▶ [REQUIREMENTS]: Write out the listing below without alteration, omitting its pictures.

▶ [WORKING DATA]:
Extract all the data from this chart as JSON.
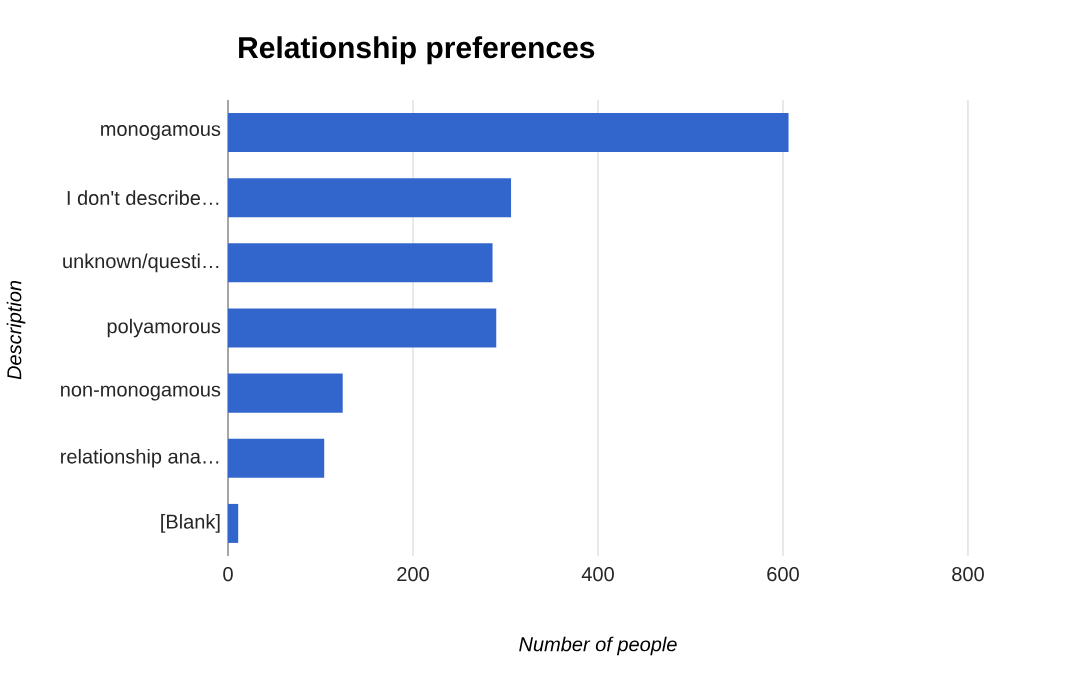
{
  "chart_data": {
    "type": "bar",
    "orientation": "horizontal",
    "title": "Relationship preferences",
    "xlabel": "Number of people",
    "ylabel": "Description",
    "categories": [
      "monogamous",
      "I don't describe…",
      "unknown/questi…",
      "polyamorous",
      "non-monogamous",
      "relationship ana…",
      "[Blank]"
    ],
    "values": [
      606,
      306,
      286,
      290,
      124,
      104,
      11
    ],
    "color": "#3366cc",
    "xlim": [
      0,
      800
    ],
    "xticks": [
      0,
      200,
      400,
      600,
      800
    ],
    "grid": "x"
  }
}
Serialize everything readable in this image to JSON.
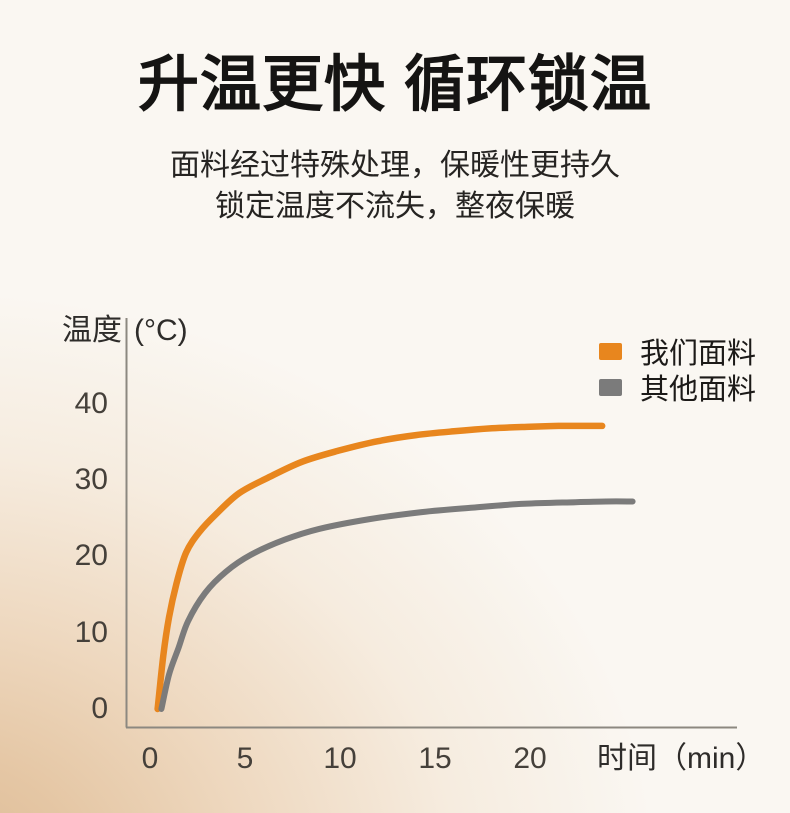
{
  "header": {
    "title": "升温更快 循环锁温",
    "subtitle_line1": "面料经过特殊处理，保暖性更持久",
    "subtitle_line2": "锁定温度不流失，整夜保暖"
  },
  "chart_data": {
    "type": "line",
    "title": "",
    "xlabel": "时间（min）",
    "ylabel": "温度",
    "y_unit": "(°C)",
    "xlim": [
      0,
      26
    ],
    "ylim": [
      0,
      44
    ],
    "x_ticks": [
      0,
      5,
      10,
      15,
      20
    ],
    "y_ticks": [
      0,
      10,
      20,
      30,
      40
    ],
    "grid": false,
    "legend_position": "top-right",
    "series": [
      {
        "name": "我们面料",
        "color": "#E8861E",
        "x": [
          0.4,
          0.7,
          1.0,
          1.4,
          1.9,
          2.6,
          3.5,
          4.7,
          6.2,
          8.0,
          10.0,
          12.0,
          14.0,
          16.0,
          18.0,
          20.0,
          21.5,
          23.0,
          23.8
        ],
        "values": [
          0.0,
          7.0,
          12.0,
          16.5,
          20.5,
          23.2,
          25.6,
          28.3,
          30.3,
          32.4,
          33.9,
          35.1,
          35.9,
          36.4,
          36.8,
          37.0,
          37.1,
          37.1,
          37.1
        ]
      },
      {
        "name": "其他面料",
        "color": "#7B7B7B",
        "x": [
          0.6,
          1.0,
          1.5,
          2.0,
          2.9,
          4.0,
          5.3,
          7.1,
          8.9,
          11.6,
          14.3,
          17.0,
          19.7,
          22.4,
          24.0,
          25.4
        ],
        "values": [
          0.0,
          4.5,
          8.0,
          11.5,
          15.2,
          18.0,
          20.2,
          22.2,
          23.6,
          24.9,
          25.8,
          26.4,
          26.9,
          27.1,
          27.2,
          27.2
        ]
      }
    ]
  },
  "colors": {
    "accent_orange": "#E8861E",
    "neutral_gray": "#7B7B7B",
    "axis": "#8C8880",
    "background_cream": "#FAF7F2",
    "background_warm": "#E3C19E"
  }
}
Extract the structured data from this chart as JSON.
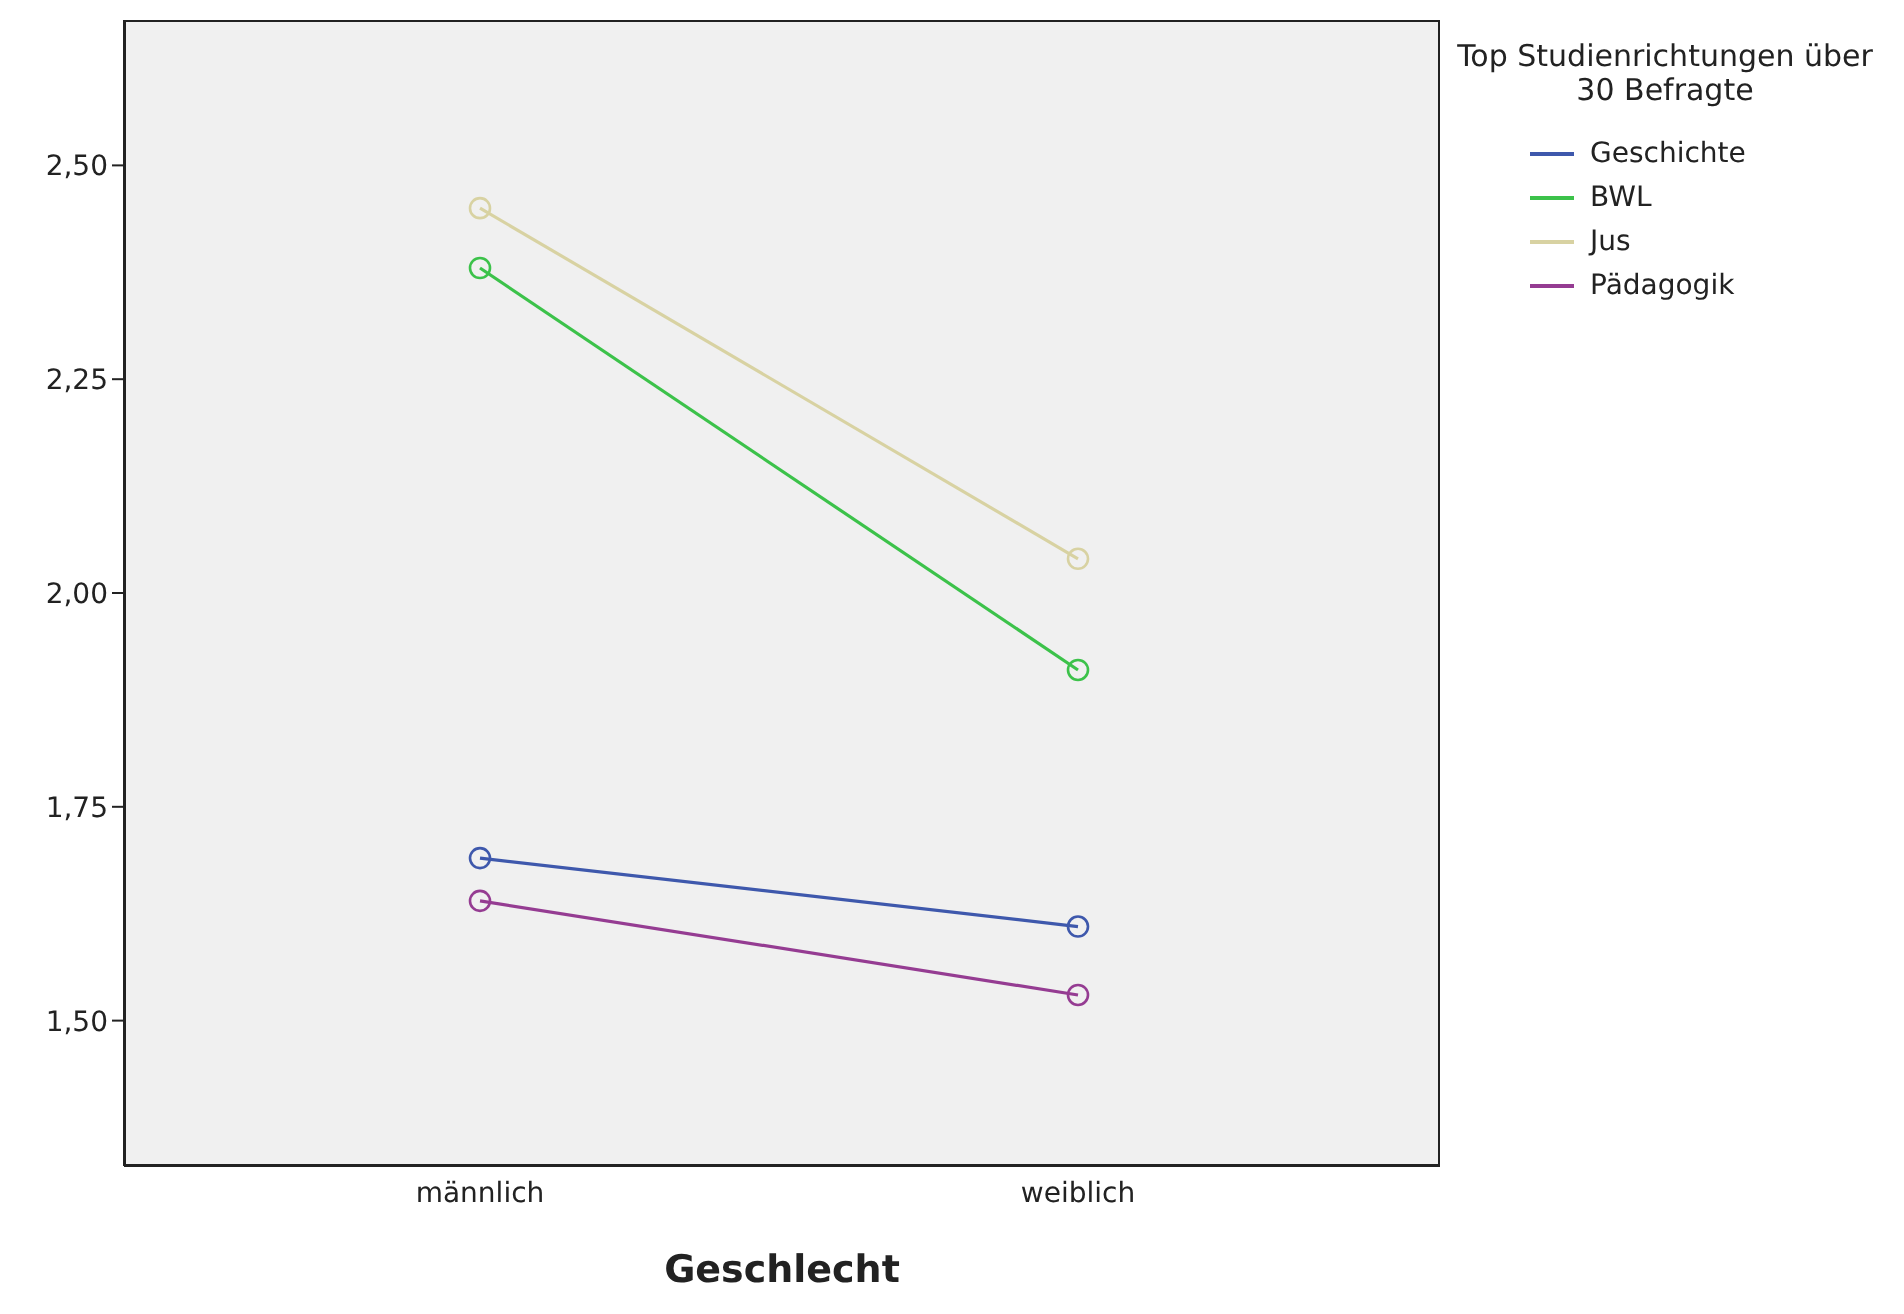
{
  "chart_data": {
    "type": "line",
    "xlabel": "Geschlecht",
    "legend_title": "Top Studienrichtungen über 30 Befragte",
    "categories": [
      "männlich",
      "weiblich"
    ],
    "series": [
      {
        "name": "Geschichte",
        "color": "#3e58ac",
        "values": [
          1.69,
          1.61
        ]
      },
      {
        "name": "BWL",
        "color": "#3cc24a",
        "values": [
          2.38,
          1.91
        ]
      },
      {
        "name": "Jus",
        "color": "#d8d2a2",
        "values": [
          2.45,
          2.04
        ]
      },
      {
        "name": "Pädagogik",
        "color": "#953c92",
        "values": [
          1.64,
          1.53
        ]
      }
    ],
    "ylim": [
      1.33,
      2.67
    ],
    "yticks": [
      {
        "value": 1.5,
        "label": "1,50"
      },
      {
        "value": 1.75,
        "label": "1,75"
      },
      {
        "value": 2.0,
        "label": "2,00"
      },
      {
        "value": 2.25,
        "label": "2,25"
      },
      {
        "value": 2.5,
        "label": "2,50"
      }
    ],
    "marker": "circle",
    "line_style": "solid",
    "legend": "top right"
  }
}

▶ [ANSWER FOR THE TASK]:
Extract all the data from this chart as JSON.
{
  "chart_data": {
    "type": "bar",
    "orientation": "horizontal",
    "title": "Relationship preferences",
    "xlabel": "Number of people",
    "ylabel": "Description",
    "categories": [
      "monogamous",
      "I don't describe…",
      "unknown/questi…",
      "polyamorous",
      "non-monogamous",
      "relationship ana…",
      "[Blank]"
    ],
    "values": [
      606,
      306,
      286,
      290,
      124,
      104,
      11
    ],
    "color": "#3366cc",
    "xlim": [
      0,
      800
    ],
    "xticks": [
      0,
      200,
      400,
      600,
      800
    ],
    "grid": "x"
  }
}
Serialize everything readable in this image to JSON.
{
  "header": {
    "title": "升温更快 循环锁温",
    "subtitle_line1": "面料经过特殊处理，保暖性更持久",
    "subtitle_line2": "锁定温度不流失，整夜保暖"
  },
  "chart_data": {
    "type": "line",
    "title": "",
    "xlabel": "时间（min）",
    "ylabel": "温度",
    "y_unit": "(°C)",
    "xlim": [
      0,
      26
    ],
    "ylim": [
      0,
      44
    ],
    "x_ticks": [
      0,
      5,
      10,
      15,
      20
    ],
    "y_ticks": [
      0,
      10,
      20,
      30,
      40
    ],
    "grid": false,
    "legend_position": "top-right",
    "series": [
      {
        "name": "我们面料",
        "color": "#E8861E",
        "x": [
          0.4,
          0.7,
          1.0,
          1.4,
          1.9,
          2.6,
          3.5,
          4.7,
          6.2,
          8.0,
          10.0,
          12.0,
          14.0,
          16.0,
          18.0,
          20.0,
          21.5,
          23.0,
          23.8
        ],
        "values": [
          0.0,
          7.0,
          12.0,
          16.5,
          20.5,
          23.2,
          25.6,
          28.3,
          30.3,
          32.4,
          33.9,
          35.1,
          35.9,
          36.4,
          36.8,
          37.0,
          37.1,
          37.1,
          37.1
        ]
      },
      {
        "name": "其他面料",
        "color": "#7B7B7B",
        "x": [
          0.6,
          1.0,
          1.5,
          2.0,
          2.9,
          4.0,
          5.3,
          7.1,
          8.9,
          11.6,
          14.3,
          17.0,
          19.7,
          22.4,
          24.0,
          25.4
        ],
        "values": [
          0.0,
          4.5,
          8.0,
          11.5,
          15.2,
          18.0,
          20.2,
          22.2,
          23.6,
          24.9,
          25.8,
          26.4,
          26.9,
          27.1,
          27.2,
          27.2
        ]
      }
    ]
  },
  "colors": {
    "accent_orange": "#E8861E",
    "neutral_gray": "#7B7B7B",
    "axis": "#8C8880",
    "background_cream": "#FAF7F2",
    "background_warm": "#E3C19E"
  }
}
Extract the structured data from this chart as JSON.
{
  "chart_data": {
    "type": "line",
    "xlabel": "Geschlecht",
    "legend_title": "Top Studienrichtungen über 30 Befragte",
    "categories": [
      "männlich",
      "weiblich"
    ],
    "series": [
      {
        "name": "Geschichte",
        "color": "#3e58ac",
        "values": [
          1.69,
          1.61
        ]
      },
      {
        "name": "BWL",
        "color": "#3cc24a",
        "values": [
          2.38,
          1.91
        ]
      },
      {
        "name": "Jus",
        "color": "#d8d2a2",
        "values": [
          2.45,
          2.04
        ]
      },
      {
        "name": "Pädagogik",
        "color": "#953c92",
        "values": [
          1.64,
          1.53
        ]
      }
    ],
    "ylim": [
      1.33,
      2.67
    ],
    "yticks": [
      {
        "value": 1.5,
        "label": "1,50"
      },
      {
        "value": 1.75,
        "label": "1,75"
      },
      {
        "value": 2.0,
        "label": "2,00"
      },
      {
        "value": 2.25,
        "label": "2,25"
      },
      {
        "value": 2.5,
        "label": "2,50"
      }
    ],
    "marker": "circle",
    "line_style": "solid",
    "legend": "top right"
  }
}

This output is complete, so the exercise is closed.